#### What you are asked to do
Copy every line in the records below that contains the word "color".

#### Data records
______________________________

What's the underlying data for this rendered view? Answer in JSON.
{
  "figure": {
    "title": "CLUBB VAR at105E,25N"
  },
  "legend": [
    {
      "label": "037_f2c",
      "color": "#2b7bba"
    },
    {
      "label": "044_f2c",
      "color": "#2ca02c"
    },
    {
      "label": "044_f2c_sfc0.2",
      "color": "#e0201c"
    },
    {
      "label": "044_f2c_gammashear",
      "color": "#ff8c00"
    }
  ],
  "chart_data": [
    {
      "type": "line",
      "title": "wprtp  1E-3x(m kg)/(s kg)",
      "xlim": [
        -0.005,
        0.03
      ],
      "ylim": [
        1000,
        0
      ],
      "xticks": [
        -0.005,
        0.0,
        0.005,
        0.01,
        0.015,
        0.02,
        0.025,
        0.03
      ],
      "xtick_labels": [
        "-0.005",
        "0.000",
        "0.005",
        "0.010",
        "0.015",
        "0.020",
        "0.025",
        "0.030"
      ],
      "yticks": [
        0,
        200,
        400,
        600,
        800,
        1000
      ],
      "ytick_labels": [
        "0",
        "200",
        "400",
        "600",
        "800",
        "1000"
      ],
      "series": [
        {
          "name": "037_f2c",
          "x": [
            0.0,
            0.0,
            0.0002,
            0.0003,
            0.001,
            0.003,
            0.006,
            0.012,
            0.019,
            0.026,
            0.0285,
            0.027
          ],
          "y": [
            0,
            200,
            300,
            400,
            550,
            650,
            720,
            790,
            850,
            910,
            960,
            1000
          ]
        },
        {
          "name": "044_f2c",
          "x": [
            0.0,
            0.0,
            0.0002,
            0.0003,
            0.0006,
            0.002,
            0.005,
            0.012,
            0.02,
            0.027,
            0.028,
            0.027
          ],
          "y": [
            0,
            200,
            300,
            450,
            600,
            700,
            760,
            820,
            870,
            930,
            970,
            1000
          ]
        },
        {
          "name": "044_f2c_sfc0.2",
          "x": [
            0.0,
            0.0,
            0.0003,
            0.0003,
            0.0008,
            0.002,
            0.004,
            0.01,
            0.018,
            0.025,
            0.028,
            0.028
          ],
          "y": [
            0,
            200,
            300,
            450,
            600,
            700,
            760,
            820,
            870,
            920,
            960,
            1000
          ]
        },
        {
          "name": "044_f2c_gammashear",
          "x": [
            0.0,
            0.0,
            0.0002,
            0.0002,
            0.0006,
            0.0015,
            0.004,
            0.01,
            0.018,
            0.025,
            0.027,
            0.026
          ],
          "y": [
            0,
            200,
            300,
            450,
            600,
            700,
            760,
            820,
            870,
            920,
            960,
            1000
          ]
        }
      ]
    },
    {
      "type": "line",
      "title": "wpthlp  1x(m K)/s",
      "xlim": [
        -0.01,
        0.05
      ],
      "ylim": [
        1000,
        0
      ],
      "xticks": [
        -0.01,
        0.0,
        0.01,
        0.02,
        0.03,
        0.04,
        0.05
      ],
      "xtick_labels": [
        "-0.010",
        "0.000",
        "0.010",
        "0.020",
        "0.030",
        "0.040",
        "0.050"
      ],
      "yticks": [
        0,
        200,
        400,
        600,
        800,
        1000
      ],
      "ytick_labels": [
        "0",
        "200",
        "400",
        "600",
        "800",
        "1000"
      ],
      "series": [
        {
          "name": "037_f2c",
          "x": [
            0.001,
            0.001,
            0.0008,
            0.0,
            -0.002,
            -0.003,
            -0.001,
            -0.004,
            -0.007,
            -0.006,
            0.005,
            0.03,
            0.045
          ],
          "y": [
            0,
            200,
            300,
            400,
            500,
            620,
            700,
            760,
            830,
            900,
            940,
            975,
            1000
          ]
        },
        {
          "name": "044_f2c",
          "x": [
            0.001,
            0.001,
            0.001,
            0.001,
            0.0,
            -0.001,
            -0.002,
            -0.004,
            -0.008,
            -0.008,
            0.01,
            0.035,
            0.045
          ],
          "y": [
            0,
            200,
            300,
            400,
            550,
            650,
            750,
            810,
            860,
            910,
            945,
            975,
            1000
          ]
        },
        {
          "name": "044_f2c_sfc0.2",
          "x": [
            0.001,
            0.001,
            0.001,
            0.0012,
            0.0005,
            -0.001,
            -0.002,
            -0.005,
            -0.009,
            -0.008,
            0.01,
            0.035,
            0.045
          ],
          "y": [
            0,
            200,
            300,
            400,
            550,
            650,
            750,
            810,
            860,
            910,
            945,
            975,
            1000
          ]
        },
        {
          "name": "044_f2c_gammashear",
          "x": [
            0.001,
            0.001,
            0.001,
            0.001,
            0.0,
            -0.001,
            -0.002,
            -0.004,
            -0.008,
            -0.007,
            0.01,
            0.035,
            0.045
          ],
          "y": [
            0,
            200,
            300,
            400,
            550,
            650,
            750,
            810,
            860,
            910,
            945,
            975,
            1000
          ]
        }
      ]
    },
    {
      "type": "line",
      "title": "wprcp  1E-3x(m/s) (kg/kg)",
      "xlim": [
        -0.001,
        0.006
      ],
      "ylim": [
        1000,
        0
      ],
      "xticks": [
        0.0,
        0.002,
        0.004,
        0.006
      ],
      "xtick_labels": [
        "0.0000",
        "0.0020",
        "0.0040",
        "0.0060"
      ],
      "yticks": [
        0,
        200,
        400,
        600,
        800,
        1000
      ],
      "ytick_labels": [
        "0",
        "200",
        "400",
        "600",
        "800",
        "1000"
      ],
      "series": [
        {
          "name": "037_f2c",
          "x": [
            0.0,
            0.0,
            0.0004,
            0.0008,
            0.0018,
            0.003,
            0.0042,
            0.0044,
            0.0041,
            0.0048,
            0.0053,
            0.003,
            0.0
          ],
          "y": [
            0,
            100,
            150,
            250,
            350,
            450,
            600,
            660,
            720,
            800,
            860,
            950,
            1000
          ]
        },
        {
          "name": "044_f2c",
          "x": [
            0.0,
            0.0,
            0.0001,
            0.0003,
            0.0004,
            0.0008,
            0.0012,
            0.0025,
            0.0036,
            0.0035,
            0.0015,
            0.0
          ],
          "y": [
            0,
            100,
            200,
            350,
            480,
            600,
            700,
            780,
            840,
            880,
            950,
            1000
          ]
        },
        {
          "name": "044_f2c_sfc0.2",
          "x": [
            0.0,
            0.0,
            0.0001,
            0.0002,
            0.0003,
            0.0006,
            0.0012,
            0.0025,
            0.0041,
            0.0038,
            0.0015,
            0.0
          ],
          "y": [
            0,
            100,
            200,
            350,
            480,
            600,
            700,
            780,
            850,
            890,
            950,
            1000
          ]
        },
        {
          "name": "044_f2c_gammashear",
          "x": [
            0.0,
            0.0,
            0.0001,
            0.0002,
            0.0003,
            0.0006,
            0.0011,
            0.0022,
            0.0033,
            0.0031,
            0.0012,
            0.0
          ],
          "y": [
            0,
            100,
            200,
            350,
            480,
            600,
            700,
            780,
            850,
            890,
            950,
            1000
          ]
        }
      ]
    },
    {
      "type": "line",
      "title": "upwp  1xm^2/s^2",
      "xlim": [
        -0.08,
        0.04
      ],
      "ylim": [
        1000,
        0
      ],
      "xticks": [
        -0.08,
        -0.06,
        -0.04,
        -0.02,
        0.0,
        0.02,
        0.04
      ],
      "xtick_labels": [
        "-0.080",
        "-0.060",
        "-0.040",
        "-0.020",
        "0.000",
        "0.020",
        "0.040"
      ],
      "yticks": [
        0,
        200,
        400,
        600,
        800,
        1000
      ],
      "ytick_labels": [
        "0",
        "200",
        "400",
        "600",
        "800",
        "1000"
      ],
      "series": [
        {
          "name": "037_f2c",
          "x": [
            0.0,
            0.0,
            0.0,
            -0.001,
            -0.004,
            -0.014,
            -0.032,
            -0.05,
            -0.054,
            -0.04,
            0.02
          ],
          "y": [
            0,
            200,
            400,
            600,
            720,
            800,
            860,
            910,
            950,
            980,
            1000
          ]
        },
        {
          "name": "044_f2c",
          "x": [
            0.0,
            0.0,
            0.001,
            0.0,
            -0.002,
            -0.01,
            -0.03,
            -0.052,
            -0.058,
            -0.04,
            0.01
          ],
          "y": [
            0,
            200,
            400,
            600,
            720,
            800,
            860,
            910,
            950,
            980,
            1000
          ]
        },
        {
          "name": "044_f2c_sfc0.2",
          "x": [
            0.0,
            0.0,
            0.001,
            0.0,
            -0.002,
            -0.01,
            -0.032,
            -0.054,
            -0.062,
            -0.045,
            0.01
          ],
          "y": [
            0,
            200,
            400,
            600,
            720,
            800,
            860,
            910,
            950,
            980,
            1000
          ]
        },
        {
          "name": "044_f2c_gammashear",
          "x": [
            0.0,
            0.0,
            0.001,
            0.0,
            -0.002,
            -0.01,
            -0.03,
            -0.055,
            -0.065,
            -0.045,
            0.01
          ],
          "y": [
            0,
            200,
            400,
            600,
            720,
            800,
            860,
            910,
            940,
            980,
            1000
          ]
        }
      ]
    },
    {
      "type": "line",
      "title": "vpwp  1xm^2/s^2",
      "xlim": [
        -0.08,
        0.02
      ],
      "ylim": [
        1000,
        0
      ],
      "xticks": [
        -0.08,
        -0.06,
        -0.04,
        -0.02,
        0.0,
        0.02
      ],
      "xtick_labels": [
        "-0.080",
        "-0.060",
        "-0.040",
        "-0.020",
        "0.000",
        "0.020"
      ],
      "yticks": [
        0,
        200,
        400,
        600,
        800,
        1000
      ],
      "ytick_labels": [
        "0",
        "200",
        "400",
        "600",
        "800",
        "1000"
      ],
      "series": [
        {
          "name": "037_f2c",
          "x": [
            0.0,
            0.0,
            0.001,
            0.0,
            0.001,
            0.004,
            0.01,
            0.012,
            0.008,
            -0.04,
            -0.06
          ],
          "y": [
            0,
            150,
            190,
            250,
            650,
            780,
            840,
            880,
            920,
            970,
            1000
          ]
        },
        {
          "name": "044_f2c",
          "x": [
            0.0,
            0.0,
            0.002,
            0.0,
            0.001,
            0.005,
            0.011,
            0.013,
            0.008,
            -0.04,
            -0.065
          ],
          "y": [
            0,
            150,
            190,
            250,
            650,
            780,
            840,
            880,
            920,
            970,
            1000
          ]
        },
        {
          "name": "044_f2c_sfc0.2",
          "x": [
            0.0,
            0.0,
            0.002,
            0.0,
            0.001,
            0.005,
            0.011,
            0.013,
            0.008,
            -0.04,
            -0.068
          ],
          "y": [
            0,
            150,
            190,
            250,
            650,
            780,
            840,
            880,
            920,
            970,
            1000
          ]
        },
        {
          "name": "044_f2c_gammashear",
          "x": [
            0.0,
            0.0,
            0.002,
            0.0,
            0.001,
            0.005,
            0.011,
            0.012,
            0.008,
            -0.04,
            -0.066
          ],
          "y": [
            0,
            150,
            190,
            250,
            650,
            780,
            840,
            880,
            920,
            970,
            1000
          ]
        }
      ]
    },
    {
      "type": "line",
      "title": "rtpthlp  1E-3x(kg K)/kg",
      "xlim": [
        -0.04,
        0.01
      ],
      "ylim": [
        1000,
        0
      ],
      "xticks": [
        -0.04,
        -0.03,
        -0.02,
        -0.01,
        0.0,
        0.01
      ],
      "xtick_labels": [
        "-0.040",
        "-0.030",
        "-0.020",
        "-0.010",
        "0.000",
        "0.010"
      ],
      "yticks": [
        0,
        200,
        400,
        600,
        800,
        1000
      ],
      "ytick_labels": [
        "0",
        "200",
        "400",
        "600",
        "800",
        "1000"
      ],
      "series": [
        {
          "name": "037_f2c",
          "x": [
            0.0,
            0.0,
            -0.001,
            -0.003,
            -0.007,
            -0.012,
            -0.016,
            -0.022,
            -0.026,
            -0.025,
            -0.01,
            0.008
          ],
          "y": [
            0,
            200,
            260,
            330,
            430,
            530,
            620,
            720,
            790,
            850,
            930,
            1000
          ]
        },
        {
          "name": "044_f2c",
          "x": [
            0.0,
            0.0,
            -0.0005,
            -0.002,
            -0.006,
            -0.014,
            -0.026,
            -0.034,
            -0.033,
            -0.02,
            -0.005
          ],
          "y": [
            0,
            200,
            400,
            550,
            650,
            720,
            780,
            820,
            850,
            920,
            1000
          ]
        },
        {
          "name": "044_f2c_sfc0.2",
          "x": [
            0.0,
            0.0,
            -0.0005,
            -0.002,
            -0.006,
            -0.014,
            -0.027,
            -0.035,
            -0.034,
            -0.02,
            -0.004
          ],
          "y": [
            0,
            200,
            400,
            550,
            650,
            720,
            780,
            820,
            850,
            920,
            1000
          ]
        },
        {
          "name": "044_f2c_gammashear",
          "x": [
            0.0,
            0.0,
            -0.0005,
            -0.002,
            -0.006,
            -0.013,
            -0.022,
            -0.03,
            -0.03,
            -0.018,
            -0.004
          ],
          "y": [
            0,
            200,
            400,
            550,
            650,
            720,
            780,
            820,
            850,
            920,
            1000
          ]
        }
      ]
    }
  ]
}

______________________________

#### Written answer
      "color": "#2b7bba"
      "color": "#2ca02c"
      "color": "#e0201c"
      "color": "#ff8c00"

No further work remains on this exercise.